#### THE TASK
Duplicate the stretch of the data from its very start through the line containing "y-tick-label: 2.0 [51,115,67,126]", keeping every line unchanged.

#### ROWS
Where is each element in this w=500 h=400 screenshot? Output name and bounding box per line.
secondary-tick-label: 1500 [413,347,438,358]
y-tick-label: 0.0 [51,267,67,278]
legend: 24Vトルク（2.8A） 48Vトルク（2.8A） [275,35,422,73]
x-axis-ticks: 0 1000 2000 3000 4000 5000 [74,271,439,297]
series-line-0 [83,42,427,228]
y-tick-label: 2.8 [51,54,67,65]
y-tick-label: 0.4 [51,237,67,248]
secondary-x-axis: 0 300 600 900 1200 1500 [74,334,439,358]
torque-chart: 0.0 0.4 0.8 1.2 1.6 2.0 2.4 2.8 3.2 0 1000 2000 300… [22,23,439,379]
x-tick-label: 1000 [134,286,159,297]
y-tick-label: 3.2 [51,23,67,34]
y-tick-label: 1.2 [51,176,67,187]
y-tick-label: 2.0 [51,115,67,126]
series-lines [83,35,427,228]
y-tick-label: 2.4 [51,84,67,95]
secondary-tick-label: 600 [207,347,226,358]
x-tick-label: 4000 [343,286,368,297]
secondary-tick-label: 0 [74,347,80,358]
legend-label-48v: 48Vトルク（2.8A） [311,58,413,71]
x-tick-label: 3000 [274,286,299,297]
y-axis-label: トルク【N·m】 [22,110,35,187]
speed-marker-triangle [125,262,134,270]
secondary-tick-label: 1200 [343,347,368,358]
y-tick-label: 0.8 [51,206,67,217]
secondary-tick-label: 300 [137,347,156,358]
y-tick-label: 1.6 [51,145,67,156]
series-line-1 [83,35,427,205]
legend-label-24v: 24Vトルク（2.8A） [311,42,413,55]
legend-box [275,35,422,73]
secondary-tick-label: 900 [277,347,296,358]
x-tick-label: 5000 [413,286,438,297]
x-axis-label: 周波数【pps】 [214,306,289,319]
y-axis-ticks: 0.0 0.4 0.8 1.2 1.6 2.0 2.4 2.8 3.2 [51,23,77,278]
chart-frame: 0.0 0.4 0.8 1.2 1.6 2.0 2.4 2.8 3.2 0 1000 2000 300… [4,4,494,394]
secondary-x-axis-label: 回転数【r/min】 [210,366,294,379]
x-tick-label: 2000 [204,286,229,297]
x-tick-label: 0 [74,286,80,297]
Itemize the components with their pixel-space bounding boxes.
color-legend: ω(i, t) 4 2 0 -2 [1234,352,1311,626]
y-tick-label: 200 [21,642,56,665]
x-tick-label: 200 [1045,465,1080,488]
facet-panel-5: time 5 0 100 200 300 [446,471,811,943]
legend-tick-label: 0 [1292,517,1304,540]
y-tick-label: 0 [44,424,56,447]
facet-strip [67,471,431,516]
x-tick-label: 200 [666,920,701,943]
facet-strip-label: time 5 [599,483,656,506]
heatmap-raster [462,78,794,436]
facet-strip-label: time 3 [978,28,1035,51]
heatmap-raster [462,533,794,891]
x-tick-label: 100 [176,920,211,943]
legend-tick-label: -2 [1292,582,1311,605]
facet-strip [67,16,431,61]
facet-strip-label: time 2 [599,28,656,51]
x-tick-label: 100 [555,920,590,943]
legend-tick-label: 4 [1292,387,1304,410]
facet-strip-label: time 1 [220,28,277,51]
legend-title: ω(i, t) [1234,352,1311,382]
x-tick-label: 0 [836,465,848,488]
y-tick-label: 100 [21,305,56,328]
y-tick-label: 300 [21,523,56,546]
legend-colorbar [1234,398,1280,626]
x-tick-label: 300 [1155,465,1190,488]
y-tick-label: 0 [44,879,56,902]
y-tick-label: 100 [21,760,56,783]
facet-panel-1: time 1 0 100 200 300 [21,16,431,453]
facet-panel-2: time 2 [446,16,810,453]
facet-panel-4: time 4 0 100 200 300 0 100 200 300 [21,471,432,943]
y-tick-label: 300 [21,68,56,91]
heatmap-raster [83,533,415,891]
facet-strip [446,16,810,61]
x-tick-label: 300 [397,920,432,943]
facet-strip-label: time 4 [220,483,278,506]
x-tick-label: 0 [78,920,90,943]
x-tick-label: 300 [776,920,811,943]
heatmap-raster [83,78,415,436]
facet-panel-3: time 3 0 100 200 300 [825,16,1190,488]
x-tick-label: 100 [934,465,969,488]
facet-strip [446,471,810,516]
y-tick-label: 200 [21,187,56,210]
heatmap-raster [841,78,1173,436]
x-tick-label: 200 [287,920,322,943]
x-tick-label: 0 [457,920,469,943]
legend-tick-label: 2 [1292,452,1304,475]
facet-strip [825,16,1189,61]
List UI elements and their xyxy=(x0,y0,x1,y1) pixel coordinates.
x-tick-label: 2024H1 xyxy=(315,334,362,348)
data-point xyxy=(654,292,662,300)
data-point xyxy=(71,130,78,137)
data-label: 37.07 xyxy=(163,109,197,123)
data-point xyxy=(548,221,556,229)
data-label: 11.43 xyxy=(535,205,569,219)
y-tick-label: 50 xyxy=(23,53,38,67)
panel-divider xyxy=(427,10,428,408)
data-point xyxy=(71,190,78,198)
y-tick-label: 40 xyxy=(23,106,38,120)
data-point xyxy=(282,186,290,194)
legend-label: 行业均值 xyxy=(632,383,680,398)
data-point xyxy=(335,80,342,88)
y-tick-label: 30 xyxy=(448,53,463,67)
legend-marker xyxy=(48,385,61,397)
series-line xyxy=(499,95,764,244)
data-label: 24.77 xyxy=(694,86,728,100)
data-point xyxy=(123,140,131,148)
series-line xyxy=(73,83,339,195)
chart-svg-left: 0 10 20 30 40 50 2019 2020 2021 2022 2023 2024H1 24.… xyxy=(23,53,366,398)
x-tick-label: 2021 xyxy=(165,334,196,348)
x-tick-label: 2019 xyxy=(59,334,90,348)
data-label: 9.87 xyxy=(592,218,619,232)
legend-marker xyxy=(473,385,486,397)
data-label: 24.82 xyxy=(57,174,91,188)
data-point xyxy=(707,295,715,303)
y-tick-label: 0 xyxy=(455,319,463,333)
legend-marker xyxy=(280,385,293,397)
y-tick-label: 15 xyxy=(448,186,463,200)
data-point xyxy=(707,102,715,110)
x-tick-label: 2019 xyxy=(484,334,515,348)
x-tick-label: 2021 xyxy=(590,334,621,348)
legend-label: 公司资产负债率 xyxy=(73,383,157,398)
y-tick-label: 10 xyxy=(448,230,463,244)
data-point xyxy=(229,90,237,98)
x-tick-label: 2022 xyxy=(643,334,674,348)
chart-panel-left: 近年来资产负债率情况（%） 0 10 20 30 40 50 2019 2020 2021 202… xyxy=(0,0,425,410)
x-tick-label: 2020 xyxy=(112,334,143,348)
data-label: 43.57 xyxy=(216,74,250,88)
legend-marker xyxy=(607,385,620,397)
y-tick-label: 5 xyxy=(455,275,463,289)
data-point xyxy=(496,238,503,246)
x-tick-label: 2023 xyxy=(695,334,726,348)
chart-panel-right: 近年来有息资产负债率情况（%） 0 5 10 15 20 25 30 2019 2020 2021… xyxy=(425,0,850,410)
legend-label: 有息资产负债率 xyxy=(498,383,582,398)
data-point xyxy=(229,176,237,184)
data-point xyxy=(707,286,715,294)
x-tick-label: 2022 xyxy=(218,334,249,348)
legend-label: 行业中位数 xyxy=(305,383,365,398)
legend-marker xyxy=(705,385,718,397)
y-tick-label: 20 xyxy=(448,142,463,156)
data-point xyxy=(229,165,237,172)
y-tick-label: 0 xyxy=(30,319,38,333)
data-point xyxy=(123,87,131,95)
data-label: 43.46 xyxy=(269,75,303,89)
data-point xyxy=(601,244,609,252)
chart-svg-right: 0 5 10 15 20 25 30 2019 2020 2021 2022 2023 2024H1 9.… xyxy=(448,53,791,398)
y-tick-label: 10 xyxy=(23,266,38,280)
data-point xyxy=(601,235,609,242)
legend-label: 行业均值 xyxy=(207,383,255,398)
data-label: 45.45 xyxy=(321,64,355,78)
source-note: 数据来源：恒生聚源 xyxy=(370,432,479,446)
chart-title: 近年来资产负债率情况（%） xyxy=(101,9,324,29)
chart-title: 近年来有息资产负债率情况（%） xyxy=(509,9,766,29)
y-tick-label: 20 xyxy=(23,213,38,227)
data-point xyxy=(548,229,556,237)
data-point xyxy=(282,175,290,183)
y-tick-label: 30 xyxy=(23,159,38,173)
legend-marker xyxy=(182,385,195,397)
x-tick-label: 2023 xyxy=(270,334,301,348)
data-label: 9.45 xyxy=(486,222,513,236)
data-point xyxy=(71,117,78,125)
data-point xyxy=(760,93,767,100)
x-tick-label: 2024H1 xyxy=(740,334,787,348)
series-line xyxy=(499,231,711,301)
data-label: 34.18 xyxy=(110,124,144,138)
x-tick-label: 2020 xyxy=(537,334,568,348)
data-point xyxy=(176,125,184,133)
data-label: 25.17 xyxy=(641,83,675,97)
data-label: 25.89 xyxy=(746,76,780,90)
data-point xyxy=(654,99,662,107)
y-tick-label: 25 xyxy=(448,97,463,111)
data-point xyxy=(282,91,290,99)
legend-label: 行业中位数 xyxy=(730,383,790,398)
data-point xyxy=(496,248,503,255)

#### COMPLETED EXERCISE
Where is each element in this w=500 h=400 screenshot? Output name and bounding box per line.
secondary-tick-label: 1500 [413,347,438,358]
y-tick-label: 0.0 [51,267,67,278]
legend: 24Vトルク（2.8A） 48Vトルク（2.8A） [275,35,422,73]
x-axis-ticks: 0 1000 2000 3000 4000 5000 [74,271,439,297]
series-line-0 [83,42,427,228]
y-tick-label: 2.8 [51,54,67,65]
y-tick-label: 0.4 [51,237,67,248]
secondary-x-axis: 0 300 600 900 1200 1500 [74,334,439,358]
torque-chart: 0.0 0.4 0.8 1.2 1.6 2.0 2.4 2.8 3.2 0 1000 2000 300… [22,23,439,379]
x-tick-label: 1000 [134,286,159,297]
y-tick-label: 3.2 [51,23,67,34]
y-tick-label: 1.2 [51,176,67,187]
y-tick-label: 2.0 [51,115,67,126]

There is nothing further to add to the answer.